[[ RECORD EXTRACTS open ]]

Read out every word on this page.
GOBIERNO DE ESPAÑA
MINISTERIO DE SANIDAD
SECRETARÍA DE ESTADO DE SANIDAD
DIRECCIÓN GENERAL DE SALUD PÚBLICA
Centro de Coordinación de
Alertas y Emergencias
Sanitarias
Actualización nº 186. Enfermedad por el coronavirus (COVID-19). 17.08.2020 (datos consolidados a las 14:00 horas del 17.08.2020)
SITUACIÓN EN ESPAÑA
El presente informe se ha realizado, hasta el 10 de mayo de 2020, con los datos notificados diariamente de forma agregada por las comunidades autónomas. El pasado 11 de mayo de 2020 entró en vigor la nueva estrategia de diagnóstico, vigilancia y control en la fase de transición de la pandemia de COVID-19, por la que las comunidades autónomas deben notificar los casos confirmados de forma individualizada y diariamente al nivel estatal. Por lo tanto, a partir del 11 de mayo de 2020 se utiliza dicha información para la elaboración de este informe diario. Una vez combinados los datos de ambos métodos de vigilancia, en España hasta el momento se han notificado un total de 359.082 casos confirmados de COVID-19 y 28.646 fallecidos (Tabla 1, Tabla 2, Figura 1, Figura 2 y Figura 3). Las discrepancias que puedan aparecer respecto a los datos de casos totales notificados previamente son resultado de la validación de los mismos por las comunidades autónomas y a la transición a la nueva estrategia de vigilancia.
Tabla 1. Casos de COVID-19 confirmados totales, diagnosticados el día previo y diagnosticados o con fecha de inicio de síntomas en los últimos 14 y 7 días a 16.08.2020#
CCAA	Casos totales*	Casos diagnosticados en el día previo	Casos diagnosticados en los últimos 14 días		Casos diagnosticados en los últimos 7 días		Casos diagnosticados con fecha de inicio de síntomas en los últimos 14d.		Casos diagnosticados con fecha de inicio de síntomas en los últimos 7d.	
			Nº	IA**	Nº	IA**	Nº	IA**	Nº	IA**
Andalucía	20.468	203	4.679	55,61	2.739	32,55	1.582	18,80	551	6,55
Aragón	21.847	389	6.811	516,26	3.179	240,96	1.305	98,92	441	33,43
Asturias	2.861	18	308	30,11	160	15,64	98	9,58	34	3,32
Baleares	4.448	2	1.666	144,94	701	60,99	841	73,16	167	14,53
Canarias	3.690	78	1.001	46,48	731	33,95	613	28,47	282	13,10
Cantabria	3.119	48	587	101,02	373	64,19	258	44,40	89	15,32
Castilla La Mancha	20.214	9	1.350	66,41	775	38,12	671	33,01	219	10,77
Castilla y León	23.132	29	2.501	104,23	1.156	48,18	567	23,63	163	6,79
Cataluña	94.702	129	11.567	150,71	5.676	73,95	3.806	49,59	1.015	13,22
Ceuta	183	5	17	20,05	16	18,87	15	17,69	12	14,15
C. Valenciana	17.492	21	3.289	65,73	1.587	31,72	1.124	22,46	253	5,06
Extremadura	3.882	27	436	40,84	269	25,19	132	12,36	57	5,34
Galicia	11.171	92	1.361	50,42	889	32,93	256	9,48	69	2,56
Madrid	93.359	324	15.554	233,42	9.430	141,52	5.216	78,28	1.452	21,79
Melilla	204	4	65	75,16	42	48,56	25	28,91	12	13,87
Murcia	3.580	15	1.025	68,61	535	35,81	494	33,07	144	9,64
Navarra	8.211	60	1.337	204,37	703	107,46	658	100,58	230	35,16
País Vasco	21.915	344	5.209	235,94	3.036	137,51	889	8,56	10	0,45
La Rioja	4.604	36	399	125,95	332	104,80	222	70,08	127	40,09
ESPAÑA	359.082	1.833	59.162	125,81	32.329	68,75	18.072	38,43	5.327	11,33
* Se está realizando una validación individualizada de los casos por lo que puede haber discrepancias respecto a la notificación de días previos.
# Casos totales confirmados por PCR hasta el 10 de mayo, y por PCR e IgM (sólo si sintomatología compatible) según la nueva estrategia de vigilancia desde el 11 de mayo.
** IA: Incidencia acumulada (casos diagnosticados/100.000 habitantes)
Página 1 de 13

[[ RECORD EXTRACTS closed ]]

### TASK REQUIREMENTS
From the entries above, select each line containing the string "COVID".

### PROBLEM SOLUTION
Actualización nº 186. Enfermedad por el coronavirus (COVID-19). 17.08.2020 (datos consolidados a las 14:00 horas del 17.08.2020)
El presente informe se ha realizado, hasta el 10 de mayo de 2020, con los datos notificados diariamente de forma agregada por las comunidades autónomas. El pasado 11 de mayo de 2020 entró en vigor la nueva estrategia de diagnóstico, vigilancia y control en la fase de transición de la pandemia de COVID-19, por la que las comunidades autónomas deben notificar los casos confirmados de forma individualizada y diariamente al nivel estatal. Por lo tanto, a partir del 11 de mayo de 2020 se utiliza dicha información para la elaboración de este informe diario. Una vez combinados los datos de ambos métodos de vigilancia, en España hasta el momento se han notificado un total de 359.082 casos confirmados de COVID-19 y 28.646 fallecidos (Tabla 1, Tabla 2, Figura 1, Figura 2 y Figura 3). Las discrepancias que puedan aparecer respecto a los datos de casos totales notificados previamente son resultado de la validación de los mismos por las comunidades autónomas y a la transición a la nueva estrategia de vigilancia.
Tabla 1. Casos de COVID-19 confirmados totales, diagnosticados el día previo y diagnosticados o con fecha de inicio de síntomas en los últimos 14 y 7 días a 16.08.2020#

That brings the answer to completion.